● Problem requirements: Show every line containing "color" by copying it.

● The records:
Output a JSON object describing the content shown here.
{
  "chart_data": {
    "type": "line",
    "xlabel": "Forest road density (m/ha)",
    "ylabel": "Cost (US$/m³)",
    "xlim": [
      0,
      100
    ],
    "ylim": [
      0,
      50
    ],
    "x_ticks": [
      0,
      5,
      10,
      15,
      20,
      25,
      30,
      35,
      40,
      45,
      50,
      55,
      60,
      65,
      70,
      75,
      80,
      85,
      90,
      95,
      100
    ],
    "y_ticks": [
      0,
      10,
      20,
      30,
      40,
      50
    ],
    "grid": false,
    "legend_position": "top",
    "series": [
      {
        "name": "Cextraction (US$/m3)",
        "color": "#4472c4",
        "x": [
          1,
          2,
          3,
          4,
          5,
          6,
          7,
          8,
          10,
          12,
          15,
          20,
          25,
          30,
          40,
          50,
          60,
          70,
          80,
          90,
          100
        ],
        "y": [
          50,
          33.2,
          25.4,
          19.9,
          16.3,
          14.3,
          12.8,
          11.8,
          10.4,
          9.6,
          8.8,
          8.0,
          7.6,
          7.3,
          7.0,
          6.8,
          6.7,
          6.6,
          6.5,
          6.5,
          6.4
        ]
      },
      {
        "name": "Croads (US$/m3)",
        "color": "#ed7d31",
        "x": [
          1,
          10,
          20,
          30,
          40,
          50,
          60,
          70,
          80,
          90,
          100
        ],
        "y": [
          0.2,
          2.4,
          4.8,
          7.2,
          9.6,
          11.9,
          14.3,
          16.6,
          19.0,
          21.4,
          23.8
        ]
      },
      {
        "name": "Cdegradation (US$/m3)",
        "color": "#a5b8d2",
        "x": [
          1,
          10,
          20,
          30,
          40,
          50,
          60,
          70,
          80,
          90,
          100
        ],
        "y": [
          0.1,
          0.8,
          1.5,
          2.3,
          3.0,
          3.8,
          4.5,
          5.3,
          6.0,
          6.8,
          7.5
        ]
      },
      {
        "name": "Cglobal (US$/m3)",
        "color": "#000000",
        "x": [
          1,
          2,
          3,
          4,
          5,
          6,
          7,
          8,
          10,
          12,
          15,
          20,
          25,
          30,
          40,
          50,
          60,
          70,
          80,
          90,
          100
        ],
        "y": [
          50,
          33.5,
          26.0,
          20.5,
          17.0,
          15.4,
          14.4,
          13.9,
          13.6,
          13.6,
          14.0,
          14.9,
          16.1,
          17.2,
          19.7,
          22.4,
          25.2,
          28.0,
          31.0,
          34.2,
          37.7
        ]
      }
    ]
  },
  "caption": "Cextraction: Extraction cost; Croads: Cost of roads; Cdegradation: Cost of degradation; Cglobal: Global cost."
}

● Task answer:
        "color": "#4472c4",
        "color": "#ed7d31",
        "color": "#a5b8d2",
        "color": "#000000",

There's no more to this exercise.